Source data:
►

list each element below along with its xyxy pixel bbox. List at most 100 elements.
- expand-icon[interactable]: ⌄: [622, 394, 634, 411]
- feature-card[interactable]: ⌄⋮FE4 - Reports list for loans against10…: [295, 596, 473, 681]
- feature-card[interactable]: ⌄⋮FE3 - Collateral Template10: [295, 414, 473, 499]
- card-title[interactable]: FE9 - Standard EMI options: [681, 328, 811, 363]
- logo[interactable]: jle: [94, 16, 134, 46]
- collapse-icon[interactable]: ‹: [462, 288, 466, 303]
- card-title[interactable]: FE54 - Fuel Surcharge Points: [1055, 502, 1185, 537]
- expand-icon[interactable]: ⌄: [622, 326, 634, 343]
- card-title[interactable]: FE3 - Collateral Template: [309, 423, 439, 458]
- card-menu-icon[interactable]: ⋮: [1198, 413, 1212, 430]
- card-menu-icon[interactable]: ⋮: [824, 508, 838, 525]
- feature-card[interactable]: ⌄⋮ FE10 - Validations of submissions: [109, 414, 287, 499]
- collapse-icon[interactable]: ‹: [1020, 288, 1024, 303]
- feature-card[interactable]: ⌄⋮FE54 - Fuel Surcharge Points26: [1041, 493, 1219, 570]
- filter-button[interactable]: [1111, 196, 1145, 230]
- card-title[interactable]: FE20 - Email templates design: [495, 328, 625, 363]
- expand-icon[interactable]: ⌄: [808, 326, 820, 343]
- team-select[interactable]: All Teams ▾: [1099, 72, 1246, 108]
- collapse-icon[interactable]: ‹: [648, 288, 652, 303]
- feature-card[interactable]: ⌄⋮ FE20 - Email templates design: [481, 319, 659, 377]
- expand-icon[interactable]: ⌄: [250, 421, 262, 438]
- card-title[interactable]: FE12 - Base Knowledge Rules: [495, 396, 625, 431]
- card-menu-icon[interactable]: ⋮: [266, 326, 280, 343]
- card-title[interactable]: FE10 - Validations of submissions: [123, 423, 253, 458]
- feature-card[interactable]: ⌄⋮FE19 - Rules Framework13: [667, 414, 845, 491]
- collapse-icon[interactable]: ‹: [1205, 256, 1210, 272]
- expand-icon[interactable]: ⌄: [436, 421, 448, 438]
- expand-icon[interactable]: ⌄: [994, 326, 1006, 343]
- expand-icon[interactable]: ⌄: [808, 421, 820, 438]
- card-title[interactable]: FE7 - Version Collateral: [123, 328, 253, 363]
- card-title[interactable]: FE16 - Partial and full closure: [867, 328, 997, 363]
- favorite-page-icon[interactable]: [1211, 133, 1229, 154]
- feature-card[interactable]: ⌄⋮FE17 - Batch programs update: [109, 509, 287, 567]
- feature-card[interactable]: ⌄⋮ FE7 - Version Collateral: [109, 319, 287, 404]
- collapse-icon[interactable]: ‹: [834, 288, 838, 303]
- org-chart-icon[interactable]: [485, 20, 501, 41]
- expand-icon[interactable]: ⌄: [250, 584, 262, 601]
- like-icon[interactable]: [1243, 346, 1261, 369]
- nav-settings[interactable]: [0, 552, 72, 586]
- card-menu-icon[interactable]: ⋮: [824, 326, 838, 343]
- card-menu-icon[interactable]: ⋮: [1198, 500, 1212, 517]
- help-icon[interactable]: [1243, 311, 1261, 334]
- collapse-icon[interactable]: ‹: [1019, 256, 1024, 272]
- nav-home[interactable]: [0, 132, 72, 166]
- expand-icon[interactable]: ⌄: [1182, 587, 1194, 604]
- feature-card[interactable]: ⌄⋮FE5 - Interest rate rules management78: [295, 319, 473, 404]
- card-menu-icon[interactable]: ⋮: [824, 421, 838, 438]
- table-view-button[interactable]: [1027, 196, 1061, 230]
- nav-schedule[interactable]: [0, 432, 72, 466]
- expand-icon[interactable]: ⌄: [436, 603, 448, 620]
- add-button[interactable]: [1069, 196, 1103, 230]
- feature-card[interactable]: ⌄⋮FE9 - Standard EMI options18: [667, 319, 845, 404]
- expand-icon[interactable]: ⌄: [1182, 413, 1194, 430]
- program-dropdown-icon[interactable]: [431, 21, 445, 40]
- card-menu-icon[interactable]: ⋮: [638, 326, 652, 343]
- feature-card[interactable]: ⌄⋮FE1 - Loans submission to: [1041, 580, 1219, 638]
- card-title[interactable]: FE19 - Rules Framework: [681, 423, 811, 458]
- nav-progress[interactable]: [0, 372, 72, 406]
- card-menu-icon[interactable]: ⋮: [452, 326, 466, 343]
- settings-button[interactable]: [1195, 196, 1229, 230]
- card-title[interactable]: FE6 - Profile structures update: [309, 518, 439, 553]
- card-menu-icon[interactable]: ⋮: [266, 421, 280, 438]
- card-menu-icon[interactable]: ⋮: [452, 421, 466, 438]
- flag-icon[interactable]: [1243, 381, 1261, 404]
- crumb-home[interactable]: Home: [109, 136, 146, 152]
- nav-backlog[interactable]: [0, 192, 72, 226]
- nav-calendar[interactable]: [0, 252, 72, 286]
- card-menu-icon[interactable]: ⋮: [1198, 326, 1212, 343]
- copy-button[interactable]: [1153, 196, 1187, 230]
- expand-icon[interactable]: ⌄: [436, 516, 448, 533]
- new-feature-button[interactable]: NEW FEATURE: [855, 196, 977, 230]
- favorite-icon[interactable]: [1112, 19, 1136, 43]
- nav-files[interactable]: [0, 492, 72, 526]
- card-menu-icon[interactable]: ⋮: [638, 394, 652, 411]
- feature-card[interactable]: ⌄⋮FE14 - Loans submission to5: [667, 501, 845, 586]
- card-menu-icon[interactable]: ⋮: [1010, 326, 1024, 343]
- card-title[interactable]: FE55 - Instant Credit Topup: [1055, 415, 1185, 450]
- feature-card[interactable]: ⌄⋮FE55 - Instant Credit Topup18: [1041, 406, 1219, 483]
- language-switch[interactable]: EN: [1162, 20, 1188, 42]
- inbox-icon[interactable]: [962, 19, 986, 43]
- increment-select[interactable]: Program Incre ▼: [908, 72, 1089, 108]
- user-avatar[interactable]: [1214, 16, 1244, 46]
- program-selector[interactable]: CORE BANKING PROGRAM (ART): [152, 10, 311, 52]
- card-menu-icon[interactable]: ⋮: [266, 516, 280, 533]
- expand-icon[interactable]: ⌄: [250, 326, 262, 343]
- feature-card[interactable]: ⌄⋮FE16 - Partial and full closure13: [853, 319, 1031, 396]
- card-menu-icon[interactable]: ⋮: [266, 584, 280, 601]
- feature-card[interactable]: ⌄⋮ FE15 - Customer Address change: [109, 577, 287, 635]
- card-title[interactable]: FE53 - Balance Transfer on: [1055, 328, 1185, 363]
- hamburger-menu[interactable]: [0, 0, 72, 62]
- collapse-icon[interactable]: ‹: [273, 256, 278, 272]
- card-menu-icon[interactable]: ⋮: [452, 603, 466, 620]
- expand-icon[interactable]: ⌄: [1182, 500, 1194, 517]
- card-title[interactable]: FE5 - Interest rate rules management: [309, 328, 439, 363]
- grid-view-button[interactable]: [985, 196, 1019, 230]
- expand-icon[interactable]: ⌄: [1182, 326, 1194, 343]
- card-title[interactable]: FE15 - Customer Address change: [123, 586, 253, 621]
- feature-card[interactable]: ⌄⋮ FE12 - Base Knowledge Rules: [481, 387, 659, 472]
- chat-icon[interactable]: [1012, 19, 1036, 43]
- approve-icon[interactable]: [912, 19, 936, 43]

◄

Filter the source data above, keeping every line that contains the word "collapse".

- collapse-icon[interactable]: ‹: [462, 288, 466, 303]
- collapse-icon[interactable]: ‹: [1020, 288, 1024, 303]
- collapse-icon[interactable]: ‹: [648, 288, 652, 303]
- collapse-icon[interactable]: ‹: [1205, 256, 1210, 272]
- collapse-icon[interactable]: ‹: [834, 288, 838, 303]
- collapse-icon[interactable]: ‹: [1019, 256, 1024, 272]
- collapse-icon[interactable]: ‹: [273, 256, 278, 272]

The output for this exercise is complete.